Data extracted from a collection
────

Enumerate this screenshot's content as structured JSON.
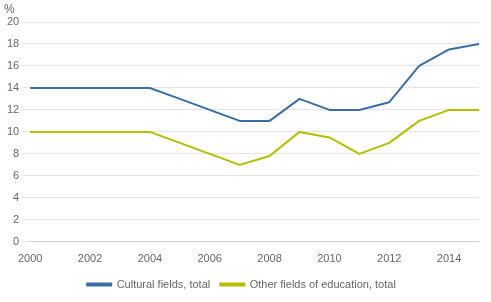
{
  "chart_data": {
    "type": "line",
    "ylabel": "%",
    "x": [
      2000,
      2001,
      2002,
      2003,
      2004,
      2005,
      2006,
      2007,
      2008,
      2009,
      2010,
      2011,
      2012,
      2013,
      2014,
      2015
    ],
    "series": [
      {
        "name": "Cultural fields, total",
        "color": "#3a6ea5",
        "values": [
          14.0,
          14.0,
          14.0,
          14.0,
          14.0,
          13.0,
          12.0,
          11.0,
          11.0,
          13.0,
          12.0,
          12.0,
          12.7,
          16.0,
          17.5,
          18.0
        ]
      },
      {
        "name": "Other fields of education, total",
        "color": "#b5bd00",
        "values": [
          10.0,
          10.0,
          10.0,
          10.0,
          10.0,
          9.0,
          8.0,
          7.0,
          7.8,
          10.0,
          9.5,
          8.0,
          9.0,
          11.0,
          12.0,
          12.0
        ]
      }
    ],
    "xlim": [
      2000,
      2015
    ],
    "xticks": [
      2000,
      2002,
      2004,
      2006,
      2008,
      2010,
      2012,
      2014
    ],
    "ylim": [
      0,
      20
    ],
    "yticks": [
      0,
      2,
      4,
      6,
      8,
      10,
      12,
      14,
      16,
      18,
      20
    ],
    "grid": "y",
    "legend": "bottom"
  }
}
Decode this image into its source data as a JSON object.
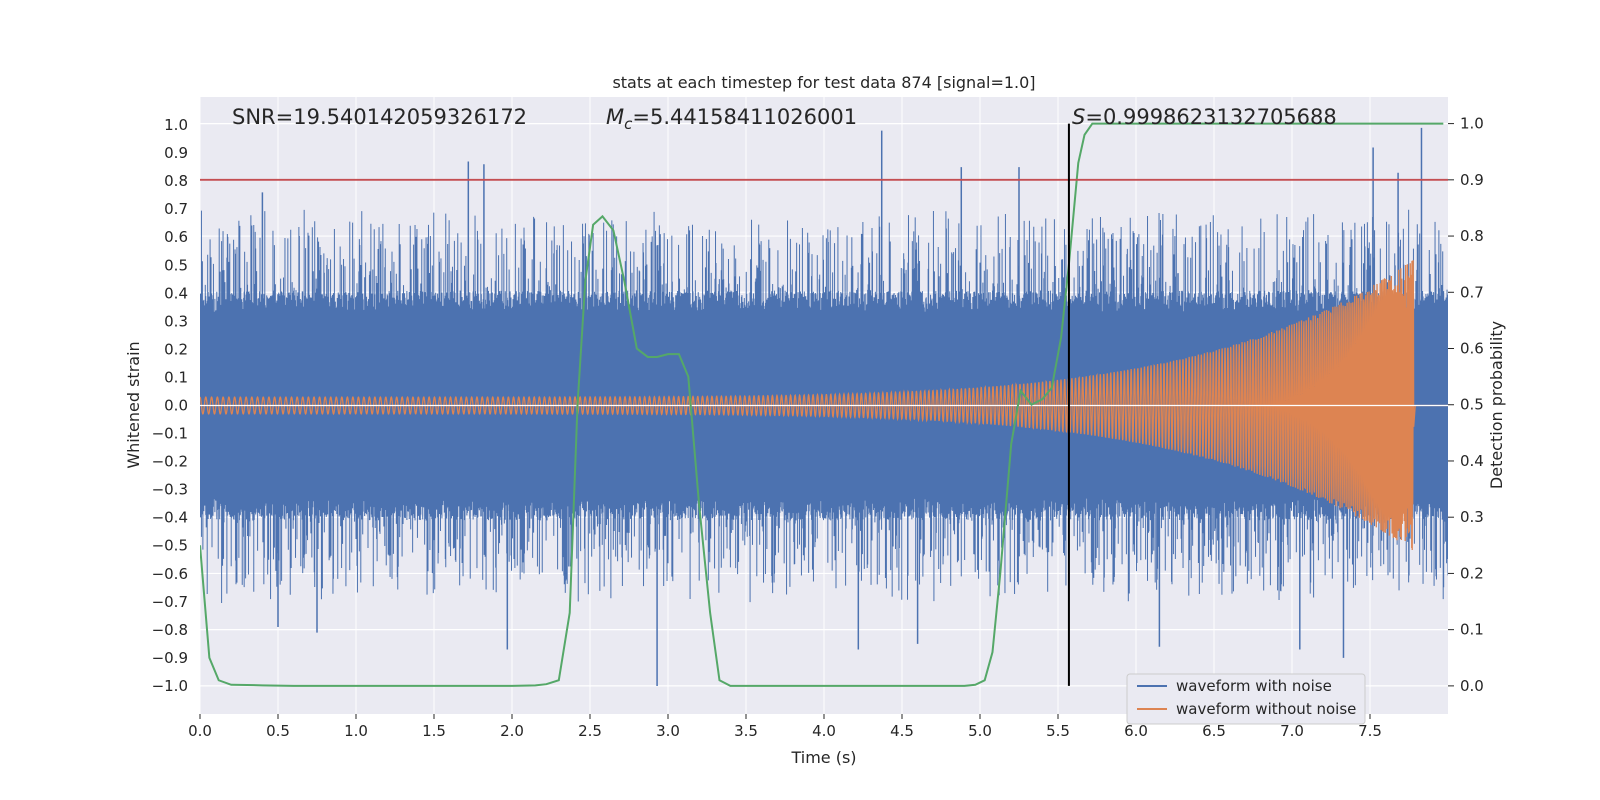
{
  "chart_data": {
    "type": "line",
    "title": "stats at each timestep for test data 874 [signal=1.0]",
    "xlabel": "Time (s)",
    "ylabel": "Whitened strain",
    "y2label": "Detection probability",
    "xlim": [
      0.0,
      8.0
    ],
    "ylim": [
      -1.1,
      1.1
    ],
    "y2lim": [
      -0.05,
      1.0473
    ],
    "xticks": [
      0.0,
      0.5,
      1.0,
      1.5,
      2.0,
      2.5,
      3.0,
      3.5,
      4.0,
      4.5,
      5.0,
      5.5,
      6.0,
      6.5,
      7.0,
      7.5
    ],
    "yticks": [
      -1.0,
      -0.9,
      -0.8,
      -0.7,
      -0.6,
      -0.5,
      -0.4,
      -0.3,
      -0.2,
      -0.1,
      0.0,
      0.1,
      0.2,
      0.3,
      0.4,
      0.5,
      0.6,
      0.7,
      0.8,
      0.9,
      1.0
    ],
    "y2ticks": [
      0.0,
      0.1,
      0.2,
      0.3,
      0.4,
      0.5,
      0.6,
      0.7,
      0.8,
      0.9,
      1.0
    ],
    "annotations": {
      "snr": "SNR=19.540142059326172",
      "mc_symbol": "M",
      "mc_subscript": "c",
      "mc_value": "=5.44158411026001",
      "s_symbol": "S",
      "s_value": "=0.9998623132705688"
    },
    "threshold_y2": 0.9,
    "detection_time": 5.57,
    "series": [
      {
        "name": "waveform with noise",
        "color": "#4c72b0",
        "kind": "noise",
        "base_envelope": 0.33,
        "spikes": [
          {
            "x": 0.4,
            "y": 0.76
          },
          {
            "x": 1.72,
            "y": 0.87
          },
          {
            "x": 1.82,
            "y": 0.86
          },
          {
            "x": 4.37,
            "y": 0.98
          },
          {
            "x": 4.88,
            "y": 0.85
          },
          {
            "x": 5.25,
            "y": 0.85
          },
          {
            "x": 7.52,
            "y": 0.92
          },
          {
            "x": 7.68,
            "y": 0.83
          },
          {
            "x": 7.83,
            "y": 0.99
          },
          {
            "x": 0.5,
            "y": -0.79
          },
          {
            "x": 0.75,
            "y": -0.81
          },
          {
            "x": 1.97,
            "y": -0.87
          },
          {
            "x": 2.93,
            "y": -1.0
          },
          {
            "x": 4.22,
            "y": -0.87
          },
          {
            "x": 4.6,
            "y": -0.85
          },
          {
            "x": 6.15,
            "y": -0.86
          },
          {
            "x": 7.05,
            "y": -0.87
          },
          {
            "x": 7.33,
            "y": -0.9
          }
        ]
      },
      {
        "name": "waveform without noise",
        "color": "#dd8452",
        "kind": "chirp",
        "amplitude_start": 0.03,
        "amplitude_peak": 0.52,
        "merger_time": 7.78,
        "ringdown_value": 0.0
      },
      {
        "name": "detection probability",
        "color": "#55a868",
        "kind": "probability",
        "x": [
          0.0,
          0.06,
          0.12,
          0.2,
          0.4,
          0.6,
          1.0,
          1.5,
          2.0,
          2.15,
          2.22,
          2.3,
          2.37,
          2.42,
          2.47,
          2.52,
          2.58,
          2.65,
          2.72,
          2.8,
          2.87,
          2.93,
          3.0,
          3.07,
          3.13,
          3.2,
          3.27,
          3.33,
          3.4,
          3.6,
          4.0,
          4.5,
          4.9,
          4.97,
          5.03,
          5.08,
          5.13,
          5.2,
          5.26,
          5.33,
          5.4,
          5.46,
          5.52,
          5.57,
          5.63,
          5.67,
          5.72,
          6.0,
          7.0,
          7.97
        ],
        "y": [
          0.25,
          0.05,
          0.01,
          0.002,
          0.001,
          0.0,
          0.0,
          0.0,
          0.0,
          0.001,
          0.003,
          0.01,
          0.13,
          0.5,
          0.72,
          0.82,
          0.835,
          0.81,
          0.72,
          0.6,
          0.585,
          0.585,
          0.59,
          0.59,
          0.55,
          0.32,
          0.13,
          0.01,
          0.0,
          0.0,
          0.0,
          0.0,
          0.0,
          0.002,
          0.01,
          0.06,
          0.2,
          0.43,
          0.525,
          0.5,
          0.51,
          0.53,
          0.62,
          0.75,
          0.93,
          0.98,
          1.0,
          1.0,
          1.0,
          1.0
        ]
      }
    ],
    "legend": {
      "location": "lower right",
      "entries": [
        {
          "label": "waveform with noise",
          "color": "#4c72b0"
        },
        {
          "label": "waveform without noise",
          "color": "#dd8452"
        }
      ]
    },
    "colors": {
      "background": "#eaeaf2",
      "grid": "#ffffff",
      "threshold": "#c44e52",
      "marker": "#000000"
    }
  }
}
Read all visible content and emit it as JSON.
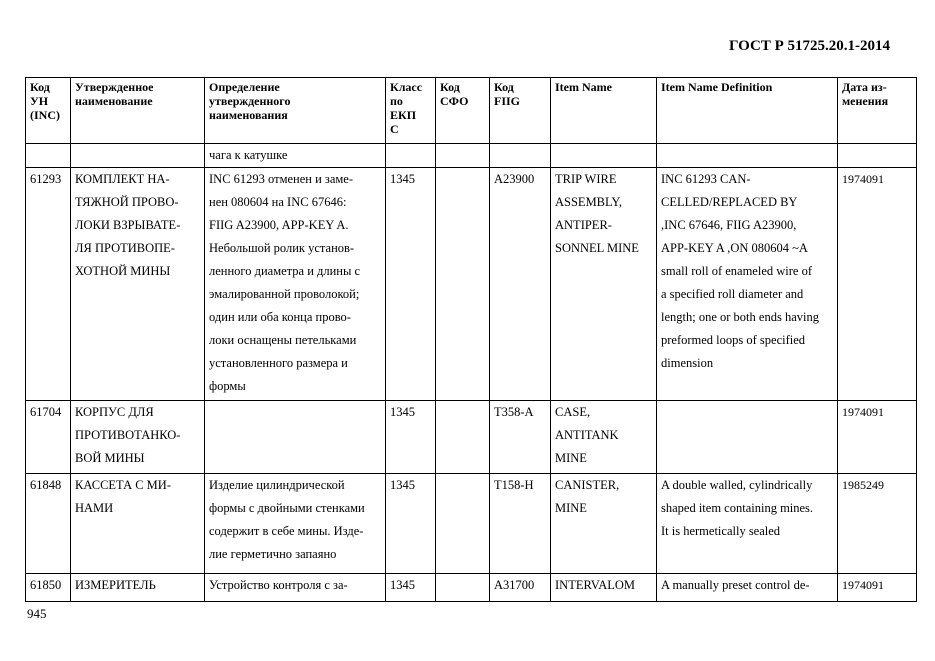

────

Transcribe the records above exactly as they appear, leaving out any pictures.

Enumerate this screenshot's content as structured JSON.
{
  "chart_data": {
    "type": "line",
    "ylabel": "%",
    "x": [
      2000,
      2001,
      2002,
      2003,
      2004,
      2005,
      2006,
      2007,
      2008,
      2009,
      2010,
      2011,
      2012,
      2013,
      2014,
      2015
    ],
    "series": [
      {
        "name": "Cultural fields, total",
        "color": "#3a6ea5",
        "values": [
          14.0,
          14.0,
          14.0,
          14.0,
          14.0,
          13.0,
          12.0,
          11.0,
          11.0,
          13.0,
          12.0,
          12.0,
          12.7,
          16.0,
          17.5,
          18.0
        ]
      },
      {
        "name": "Other fields of education, total",
        "color": "#b5bd00",
        "values": [
          10.0,
          10.0,
          10.0,
          10.0,
          10.0,
          9.0,
          8.0,
          7.0,
          7.8,
          10.0,
          9.5,
          8.0,
          9.0,
          11.0,
          12.0,
          12.0
        ]
      }
    ],
    "xlim": [
      2000,
      2015
    ],
    "xticks": [
      2000,
      2002,
      2004,
      2006,
      2008,
      2010,
      2012,
      2014
    ],
    "ylim": [
      0,
      20
    ],
    "yticks": [
      0,
      2,
      4,
      6,
      8,
      10,
      12,
      14,
      16,
      18,
      20
    ],
    "grid": "y",
    "legend": "bottom"
  }
}
Decode this image into its source data as a JSON object.
{
  "chart_data": {
    "type": "line",
    "title": "stats at each timestep for test data 874 [signal=1.0]",
    "xlabel": "Time (s)",
    "ylabel": "Whitened strain",
    "y2label": "Detection probability",
    "xlim": [
      0.0,
      8.0
    ],
    "ylim": [
      -1.1,
      1.1
    ],
    "y2lim": [
      -0.05,
      1.0473
    ],
    "xticks": [
      0.0,
      0.5,
      1.0,
      1.5,
      2.0,
      2.5,
      3.0,
      3.5,
      4.0,
      4.5,
      5.0,
      5.5,
      6.0,
      6.5,
      7.0,
      7.5
    ],
    "yticks": [
      -1.0,
      -0.9,
      -0.8,
      -0.7,
      -0.6,
      -0.5,
      -0.4,
      -0.3,
      -0.2,
      -0.1,
      0.0,
      0.1,
      0.2,
      0.3,
      0.4,
      0.5,
      0.6,
      0.7,
      0.8,
      0.9,
      1.0
    ],
    "y2ticks": [
      0.0,
      0.1,
      0.2,
      0.3,
      0.4,
      0.5,
      0.6,
      0.7,
      0.8,
      0.9,
      1.0
    ],
    "annotations": {
      "snr": "SNR=19.540142059326172",
      "mc_symbol": "M",
      "mc_subscript": "c",
      "mc_value": "=5.44158411026001",
      "s_symbol": "S",
      "s_value": "=0.9998623132705688"
    },
    "threshold_y2": 0.9,
    "detection_time": 5.57,
    "series": [
      {
        "name": "waveform with noise",
        "color": "#4c72b0",
        "kind": "noise",
        "base_envelope": 0.33,
        "spikes": [
          {
            "x": 0.4,
            "y": 0.76
          },
          {
            "x": 1.72,
            "y": 0.87
          },
          {
            "x": 1.82,
            "y": 0.86
          },
          {
            "x": 4.37,
            "y": 0.98
          },
          {
            "x": 4.88,
            "y": 0.85
          },
          {
            "x": 5.25,
            "y": 0.85
          },
          {
            "x": 7.52,
            "y": 0.92
          },
          {
            "x": 7.68,
            "y": 0.83
          },
          {
            "x": 7.83,
            "y": 0.99
          },
          {
            "x": 0.5,
            "y": -0.79
          },
          {
            "x": 0.75,
            "y": -0.81
          },
          {
            "x": 1.97,
            "y": -0.87
          },
          {
            "x": 2.93,
            "y": -1.0
          },
          {
            "x": 4.22,
            "y": -0.87
          },
          {
            "x": 4.6,
            "y": -0.85
          },
          {
            "x": 6.15,
            "y": -0.86
          },
          {
            "x": 7.05,
            "y": -0.87
          },
          {
            "x": 7.33,
            "y": -0.9
          }
        ]
      },
      {
        "name": "waveform without noise",
        "color": "#dd8452",
        "kind": "chirp",
        "amplitude_start": 0.03,
        "amplitude_peak": 0.52,
        "merger_time": 7.78,
        "ringdown_value": 0.0
      },
      {
        "name": "detection probability",
        "color": "#55a868",
        "kind": "probability",
        "x": [
          0.0,
          0.06,
          0.12,
          0.2,
          0.4,
          0.6,
          1.0,
          1.5,
          2.0,
          2.15,
          2.22,
          2.3,
          2.37,
          2.42,
          2.47,
          2.52,
          2.58,
          2.65,
          2.72,
          2.8,
          2.87,
          2.93,
          3.0,
          3.07,
          3.13,
          3.2,
          3.27,
          3.33,
          3.4,
          3.6,
          4.0,
          4.5,
          4.9,
          4.97,
          5.03,
          5.08,
          5.13,
          5.2,
          5.26,
          5.33,
          5.4,
          5.46,
          5.52,
          5.57,
          5.63,
          5.67,
          5.72,
          6.0,
          7.0,
          7.97
        ],
        "y": [
          0.25,
          0.05,
          0.01,
          0.002,
          0.001,
          0.0,
          0.0,
          0.0,
          0.0,
          0.001,
          0.003,
          0.01,
          0.13,
          0.5,
          0.72,
          0.82,
          0.835,
          0.81,
          0.72,
          0.6,
          0.585,
          0.585,
          0.59,
          0.59,
          0.55,
          0.32,
          0.13,
          0.01,
          0.0,
          0.0,
          0.0,
          0.0,
          0.0,
          0.002,
          0.01,
          0.06,
          0.2,
          0.43,
          0.525,
          0.5,
          0.51,
          0.53,
          0.62,
          0.75,
          0.93,
          0.98,
          1.0,
          1.0,
          1.0,
          1.0
        ]
      }
    ],
    "legend": {
      "location": "lower right",
      "entries": [
        {
          "label": "waveform with noise",
          "color": "#4c72b0"
        },
        {
          "label": "waveform without noise",
          "color": "#dd8452"
        }
      ]
    },
    "colors": {
      "background": "#eaeaf2",
      "grid": "#ffffff",
      "threshold": "#c44e52",
      "marker": "#000000"
    }
  }
}
Read all visible content and emit it as JSON.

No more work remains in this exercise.